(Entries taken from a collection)
[Begin]

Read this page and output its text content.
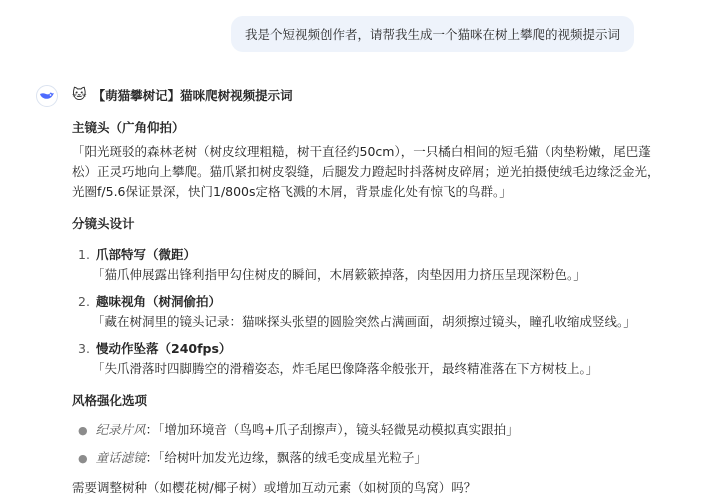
我是个短视频创作者，请帮我生成一个猫咪在树上攀爬的视频提示词
🐱 【萌猫攀树记】猫咪爬树视频提示词
主镜头（广角仰拍）
「阳光斑驳的森林老树（树皮纹理粗糙，树干直径约50cm），一只橘白相间的短毛猫（肉垫粉嫩，尾巴蓬
松）正灵巧地向上攀爬。猫爪紧扣树皮裂缝，后腿发力蹬起时抖落树皮碎屑；逆光拍摄使绒毛边缘泛金光，
光圈f/5.6保证景深，快门1/800s定格飞溅的木屑，背景虚化处有惊飞的鸟群。」
分镜头设计
1. 爪部特写（微距）
「猫爪伸展露出锋利指甲勾住树皮的瞬间，木屑簌簌掉落，肉垫因用力挤压呈现深粉色。」
2. 趣味视角（树洞偷拍）
「藏在树洞里的镜头记录：猫咪探头张望的圆脸突然占满画面，胡须擦过镜头，瞳孔收缩成竖线。」
3. 慢动作坠落（240fps）
「失爪滑落时四脚腾空的滑稽姿态，炸毛尾巴像降落伞般张开，最终精准落在下方树枝上。」
风格强化选项
● 纪录片风：「增加环境音（鸟鸣+爪子刮擦声），镜头轻微晃动模拟真实跟拍」
● 童话滤镜：「给树叶加发光边缘，飘落的绒毛变成星光粒子」
需要调整树种（如樱花树/椰子树）或增加互动元素（如树顶的鸟窝）吗？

[End]

EXERCISE DESCRIPTION
Transcribe the whole listing exactly. Pictures are excluded.

FINISHED ANSWER
Read this page and output its text content.
我是个短视频创作者，请帮我生成一个猫咪在树上攀爬的视频提示词
🐱 【萌猫攀树记】猫咪爬树视频提示词
主镜头（广角仰拍）
「阳光斑驳的森林老树（树皮纹理粗糙，树干直径约50cm），一只橘白相间的短毛猫（肉垫粉嫩，尾巴蓬
松）正灵巧地向上攀爬。猫爪紧扣树皮裂缝，后腿发力蹬起时抖落树皮碎屑；逆光拍摄使绒毛边缘泛金光，
光圈f/5.6保证景深，快门1/800s定格飞溅的木屑，背景虚化处有惊飞的鸟群。」
分镜头设计
1. 爪部特写（微距）
「猫爪伸展露出锋利指甲勾住树皮的瞬间，木屑簌簌掉落，肉垫因用力挤压呈现深粉色。」
2. 趣味视角（树洞偷拍）
「藏在树洞里的镜头记录：猫咪探头张望的圆脸突然占满画面，胡须擦过镜头，瞳孔收缩成竖线。」
3. 慢动作坠落（240fps）
「失爪滑落时四脚腾空的滑稽姿态，炸毛尾巴像降落伞般张开，最终精准落在下方树枝上。」
风格强化选项
● 纪录片风：「增加环境音（鸟鸣+爪子刮擦声），镜头轻微晃动模拟真实跟拍」
● 童话滤镜：「给树叶加发光边缘，飘落的绒毛变成星光粒子」
需要调整树种（如樱花树/椰子树）或增加互动元素（如树顶的鸟窝）吗？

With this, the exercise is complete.